▸ What you will do:
With the pictures omitted, write out the entries that follow exactly as they stand.
- - -
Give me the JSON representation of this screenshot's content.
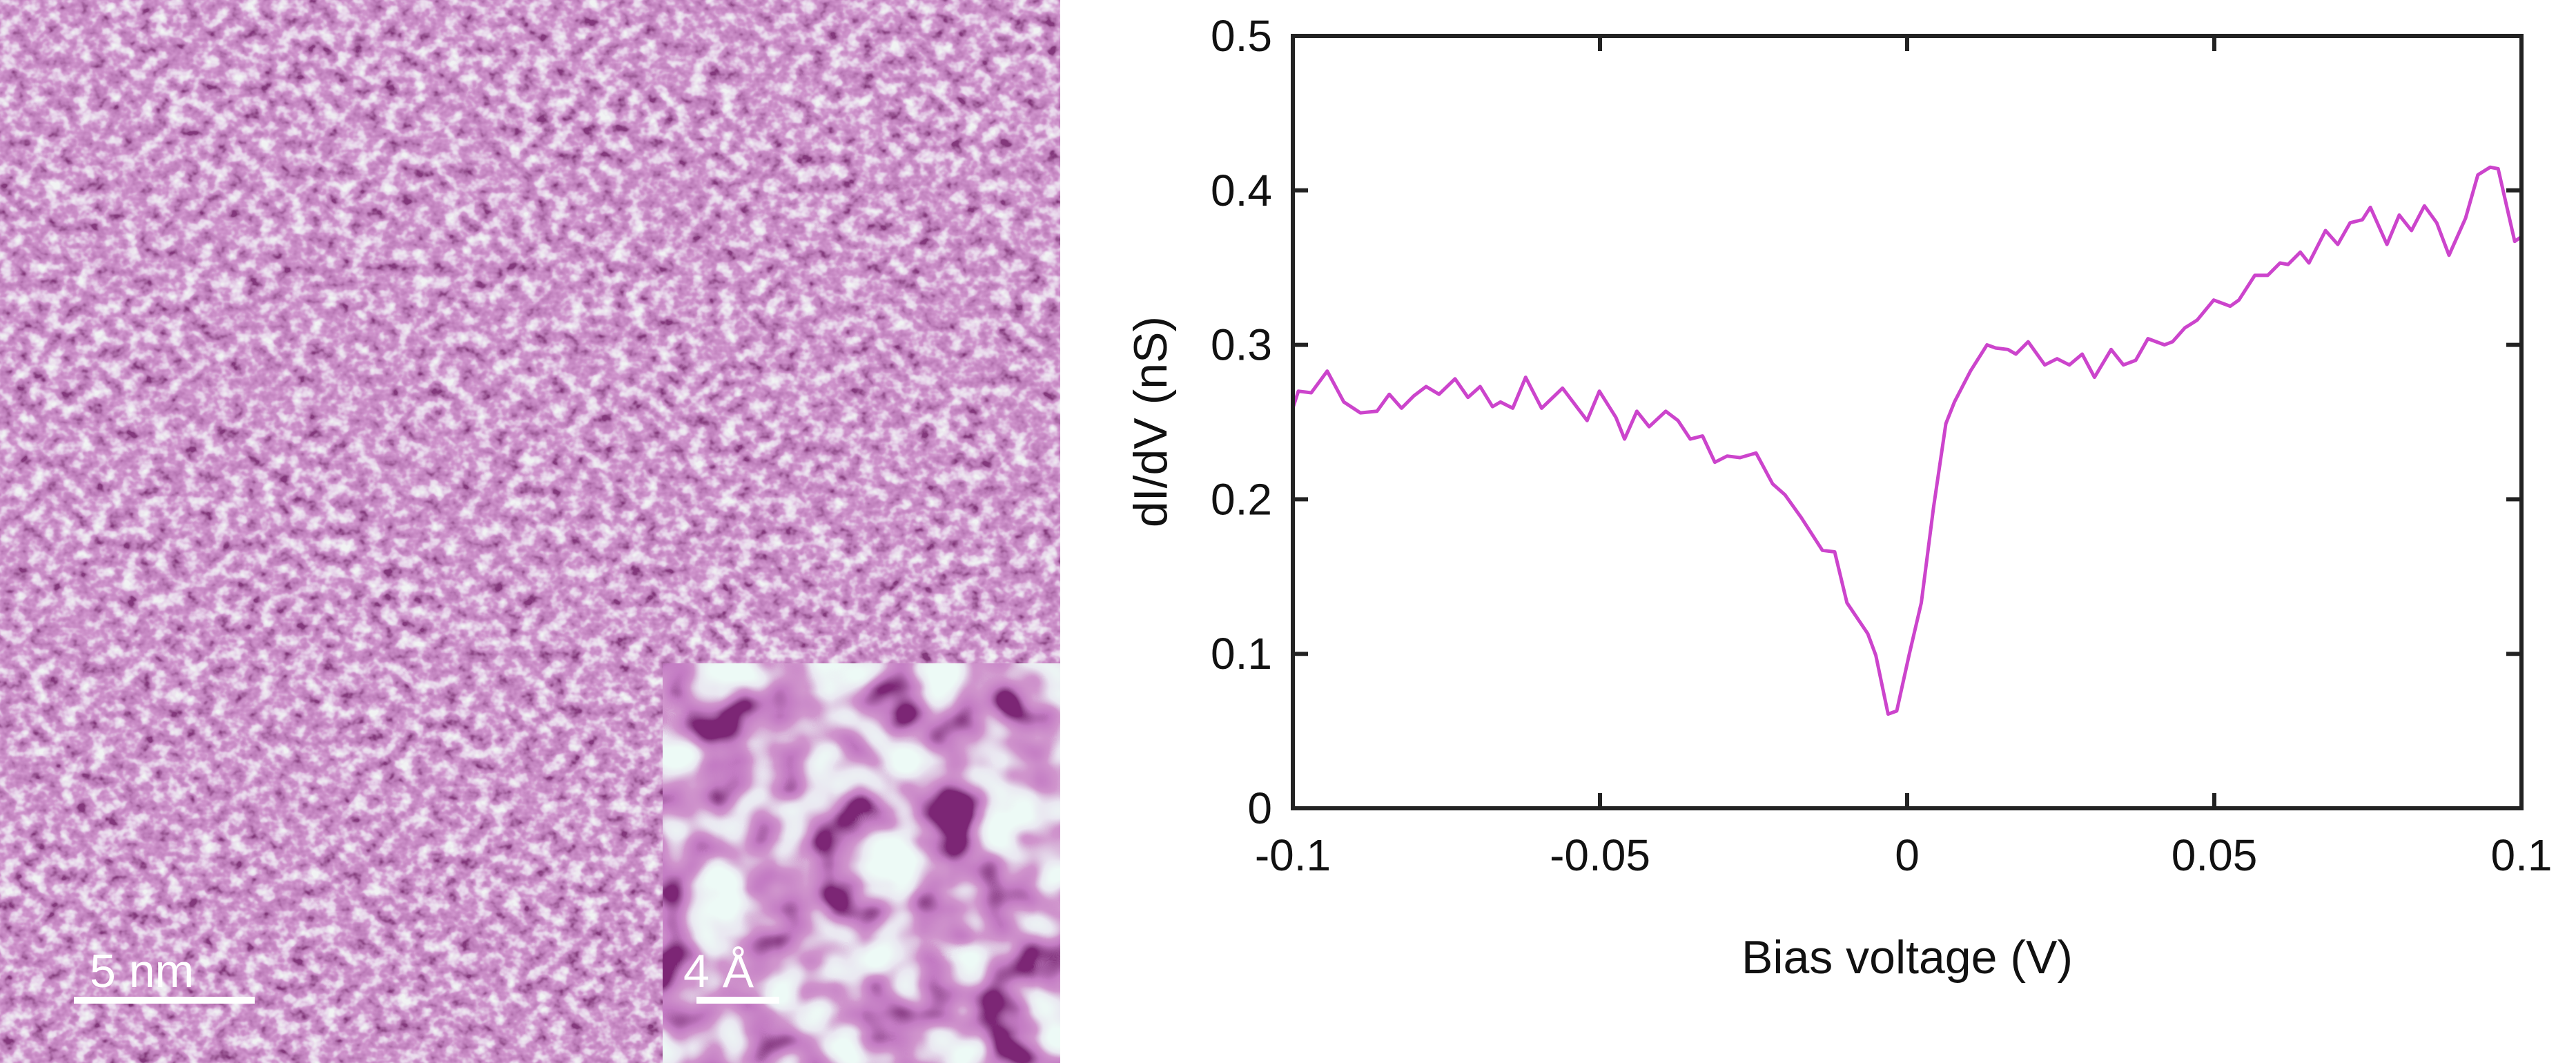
{
  "image_panel": {
    "main_scalebar_label": "5 nm",
    "inset_scalebar_label": "4 Å",
    "colormap": {
      "dark": "#3a0a32",
      "mid": "#a0469c",
      "light": "#d8f4ec"
    }
  },
  "chart_data": {
    "type": "line",
    "title": "",
    "xlabel": "Bias voltage (V)",
    "ylabel": "dI/dV (nS)",
    "xlim": [
      -0.1,
      0.1
    ],
    "ylim": [
      0,
      0.5
    ],
    "xticks": [
      -0.1,
      -0.05,
      0,
      0.05,
      0.1
    ],
    "xtick_labels": [
      "-0.1",
      "-0.05",
      "0",
      "0.05",
      "0.1"
    ],
    "yticks": [
      0,
      0.1,
      0.2,
      0.3,
      0.4,
      0.5
    ],
    "ytick_labels": [
      "0",
      "0.1",
      "0.2",
      "0.3",
      "0.4",
      "0.5"
    ],
    "grid": false,
    "series": [
      {
        "name": "dI/dV",
        "color": "#cc44cc",
        "points": [
          [
            -0.1,
            0.259
          ],
          [
            -0.0991,
            0.27
          ],
          [
            -0.097,
            0.269
          ],
          [
            -0.0944,
            0.283
          ],
          [
            -0.0917,
            0.263
          ],
          [
            -0.089,
            0.256
          ],
          [
            -0.0863,
            0.257
          ],
          [
            -0.0843,
            0.268
          ],
          [
            -0.0823,
            0.259
          ],
          [
            -0.0803,
            0.267
          ],
          [
            -0.0783,
            0.273
          ],
          [
            -0.0762,
            0.268
          ],
          [
            -0.0736,
            0.278
          ],
          [
            -0.0715,
            0.266
          ],
          [
            -0.0695,
            0.273
          ],
          [
            -0.0675,
            0.26
          ],
          [
            -0.0662,
            0.263
          ],
          [
            -0.0642,
            0.259
          ],
          [
            -0.0621,
            0.279
          ],
          [
            -0.0595,
            0.259
          ],
          [
            -0.0561,
            0.272
          ],
          [
            -0.0521,
            0.251
          ],
          [
            -0.0501,
            0.27
          ],
          [
            -0.0474,
            0.253
          ],
          [
            -0.046,
            0.239
          ],
          [
            -0.044,
            0.257
          ],
          [
            -0.042,
            0.247
          ],
          [
            -0.0393,
            0.257
          ],
          [
            -0.0373,
            0.251
          ],
          [
            -0.0353,
            0.239
          ],
          [
            -0.0333,
            0.241
          ],
          [
            -0.0313,
            0.224
          ],
          [
            -0.0293,
            0.228
          ],
          [
            -0.0272,
            0.227
          ],
          [
            -0.0246,
            0.23
          ],
          [
            -0.0219,
            0.21
          ],
          [
            -0.0199,
            0.203
          ],
          [
            -0.0172,
            0.188
          ],
          [
            -0.0138,
            0.167
          ],
          [
            -0.0118,
            0.166
          ],
          [
            -0.0098,
            0.133
          ],
          [
            -0.0064,
            0.113
          ],
          [
            -0.0051,
            0.099
          ],
          [
            -0.0031,
            0.061
          ],
          [
            -0.0017,
            0.063
          ],
          [
            0.0003,
            0.099
          ],
          [
            0.0023,
            0.133
          ],
          [
            0.0043,
            0.195
          ],
          [
            0.0063,
            0.249
          ],
          [
            0.0077,
            0.263
          ],
          [
            0.0103,
            0.283
          ],
          [
            0.013,
            0.3
          ],
          [
            0.0144,
            0.298
          ],
          [
            0.0164,
            0.297
          ],
          [
            0.0177,
            0.294
          ],
          [
            0.0197,
            0.302
          ],
          [
            0.0224,
            0.287
          ],
          [
            0.0244,
            0.291
          ],
          [
            0.0264,
            0.287
          ],
          [
            0.0285,
            0.294
          ],
          [
            0.0305,
            0.279
          ],
          [
            0.0332,
            0.297
          ],
          [
            0.0352,
            0.287
          ],
          [
            0.0372,
            0.29
          ],
          [
            0.0392,
            0.304
          ],
          [
            0.0419,
            0.3
          ],
          [
            0.0432,
            0.302
          ],
          [
            0.0452,
            0.311
          ],
          [
            0.0472,
            0.316
          ],
          [
            0.0499,
            0.329
          ],
          [
            0.0526,
            0.325
          ],
          [
            0.054,
            0.329
          ],
          [
            0.0566,
            0.345
          ],
          [
            0.0587,
            0.345
          ],
          [
            0.0607,
            0.353
          ],
          [
            0.062,
            0.352
          ],
          [
            0.064,
            0.36
          ],
          [
            0.0654,
            0.353
          ],
          [
            0.0681,
            0.374
          ],
          [
            0.0701,
            0.365
          ],
          [
            0.0721,
            0.379
          ],
          [
            0.0741,
            0.381
          ],
          [
            0.0754,
            0.389
          ],
          [
            0.0781,
            0.365
          ],
          [
            0.0801,
            0.384
          ],
          [
            0.0821,
            0.374
          ],
          [
            0.0842,
            0.39
          ],
          [
            0.0862,
            0.379
          ],
          [
            0.0882,
            0.358
          ],
          [
            0.0909,
            0.382
          ],
          [
            0.0929,
            0.41
          ],
          [
            0.0949,
            0.415
          ],
          [
            0.0962,
            0.414
          ],
          [
            0.0989,
            0.367
          ],
          [
            0.1,
            0.37
          ]
        ]
      }
    ]
  }
}
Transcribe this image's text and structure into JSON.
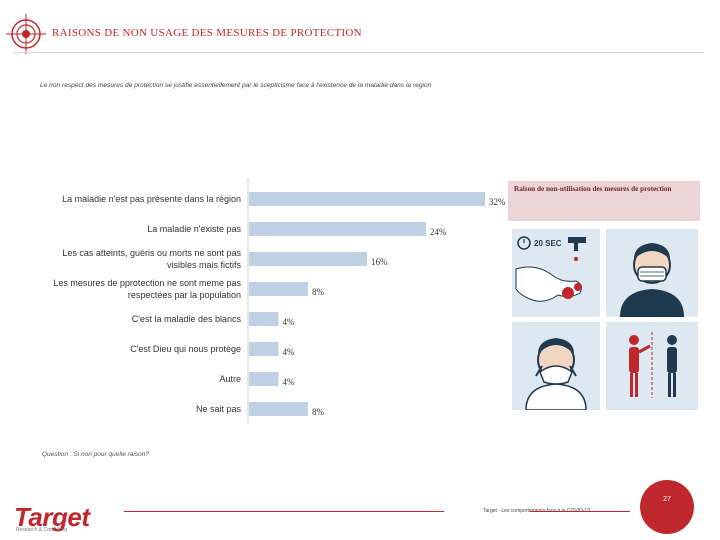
- - -
▸ Task response:
Give me the JSON representation of this screenshot's content.
{
  "image_panel": {
    "main_scalebar_label": "5 nm",
    "inset_scalebar_label": "4 Å",
    "colormap": {
      "dark": "#3a0a32",
      "mid": "#a0469c",
      "light": "#d8f4ec"
    }
  },
  "chart_data": {
    "type": "line",
    "title": "",
    "xlabel": "Bias voltage (V)",
    "ylabel": "dI/dV (nS)",
    "xlim": [
      -0.1,
      0.1
    ],
    "ylim": [
      0,
      0.5
    ],
    "xticks": [
      -0.1,
      -0.05,
      0,
      0.05,
      0.1
    ],
    "xtick_labels": [
      "-0.1",
      "-0.05",
      "0",
      "0.05",
      "0.1"
    ],
    "yticks": [
      0,
      0.1,
      0.2,
      0.3,
      0.4,
      0.5
    ],
    "ytick_labels": [
      "0",
      "0.1",
      "0.2",
      "0.3",
      "0.4",
      "0.5"
    ],
    "grid": false,
    "series": [
      {
        "name": "dI/dV",
        "color": "#cc44cc",
        "points": [
          [
            -0.1,
            0.259
          ],
          [
            -0.0991,
            0.27
          ],
          [
            -0.097,
            0.269
          ],
          [
            -0.0944,
            0.283
          ],
          [
            -0.0917,
            0.263
          ],
          [
            -0.089,
            0.256
          ],
          [
            -0.0863,
            0.257
          ],
          [
            -0.0843,
            0.268
          ],
          [
            -0.0823,
            0.259
          ],
          [
            -0.0803,
            0.267
          ],
          [
            -0.0783,
            0.273
          ],
          [
            -0.0762,
            0.268
          ],
          [
            -0.0736,
            0.278
          ],
          [
            -0.0715,
            0.266
          ],
          [
            -0.0695,
            0.273
          ],
          [
            -0.0675,
            0.26
          ],
          [
            -0.0662,
            0.263
          ],
          [
            -0.0642,
            0.259
          ],
          [
            -0.0621,
            0.279
          ],
          [
            -0.0595,
            0.259
          ],
          [
            -0.0561,
            0.272
          ],
          [
            -0.0521,
            0.251
          ],
          [
            -0.0501,
            0.27
          ],
          [
            -0.0474,
            0.253
          ],
          [
            -0.046,
            0.239
          ],
          [
            -0.044,
            0.257
          ],
          [
            -0.042,
            0.247
          ],
          [
            -0.0393,
            0.257
          ],
          [
            -0.0373,
            0.251
          ],
          [
            -0.0353,
            0.239
          ],
          [
            -0.0333,
            0.241
          ],
          [
            -0.0313,
            0.224
          ],
          [
            -0.0293,
            0.228
          ],
          [
            -0.0272,
            0.227
          ],
          [
            -0.0246,
            0.23
          ],
          [
            -0.0219,
            0.21
          ],
          [
            -0.0199,
            0.203
          ],
          [
            -0.0172,
            0.188
          ],
          [
            -0.0138,
            0.167
          ],
          [
            -0.0118,
            0.166
          ],
          [
            -0.0098,
            0.133
          ],
          [
            -0.0064,
            0.113
          ],
          [
            -0.0051,
            0.099
          ],
          [
            -0.0031,
            0.061
          ],
          [
            -0.0017,
            0.063
          ],
          [
            0.0003,
            0.099
          ],
          [
            0.0023,
            0.133
          ],
          [
            0.0043,
            0.195
          ],
          [
            0.0063,
            0.249
          ],
          [
            0.0077,
            0.263
          ],
          [
            0.0103,
            0.283
          ],
          [
            0.013,
            0.3
          ],
          [
            0.0144,
            0.298
          ],
          [
            0.0164,
            0.297
          ],
          [
            0.0177,
            0.294
          ],
          [
            0.0197,
            0.302
          ],
          [
            0.0224,
            0.287
          ],
          [
            0.0244,
            0.291
          ],
          [
            0.0264,
            0.287
          ],
          [
            0.0285,
            0.294
          ],
          [
            0.0305,
            0.279
          ],
          [
            0.0332,
            0.297
          ],
          [
            0.0352,
            0.287
          ],
          [
            0.0372,
            0.29
          ],
          [
            0.0392,
            0.304
          ],
          [
            0.0419,
            0.3
          ],
          [
            0.0432,
            0.302
          ],
          [
            0.0452,
            0.311
          ],
          [
            0.0472,
            0.316
          ],
          [
            0.0499,
            0.329
          ],
          [
            0.0526,
            0.325
          ],
          [
            0.054,
            0.329
          ],
          [
            0.0566,
            0.345
          ],
          [
            0.0587,
            0.345
          ],
          [
            0.0607,
            0.353
          ],
          [
            0.062,
            0.352
          ],
          [
            0.064,
            0.36
          ],
          [
            0.0654,
            0.353
          ],
          [
            0.0681,
            0.374
          ],
          [
            0.0701,
            0.365
          ],
          [
            0.0721,
            0.379
          ],
          [
            0.0741,
            0.381
          ],
          [
            0.0754,
            0.389
          ],
          [
            0.0781,
            0.365
          ],
          [
            0.0801,
            0.384
          ],
          [
            0.0821,
            0.374
          ],
          [
            0.0842,
            0.39
          ],
          [
            0.0862,
            0.379
          ],
          [
            0.0882,
            0.358
          ],
          [
            0.0909,
            0.382
          ],
          [
            0.0929,
            0.41
          ],
          [
            0.0949,
            0.415
          ],
          [
            0.0962,
            0.414
          ],
          [
            0.0989,
            0.367
          ],
          [
            0.1,
            0.37
          ]
        ]
      }
    ]
  }
}
Transcribe this image's text and structure into JSON.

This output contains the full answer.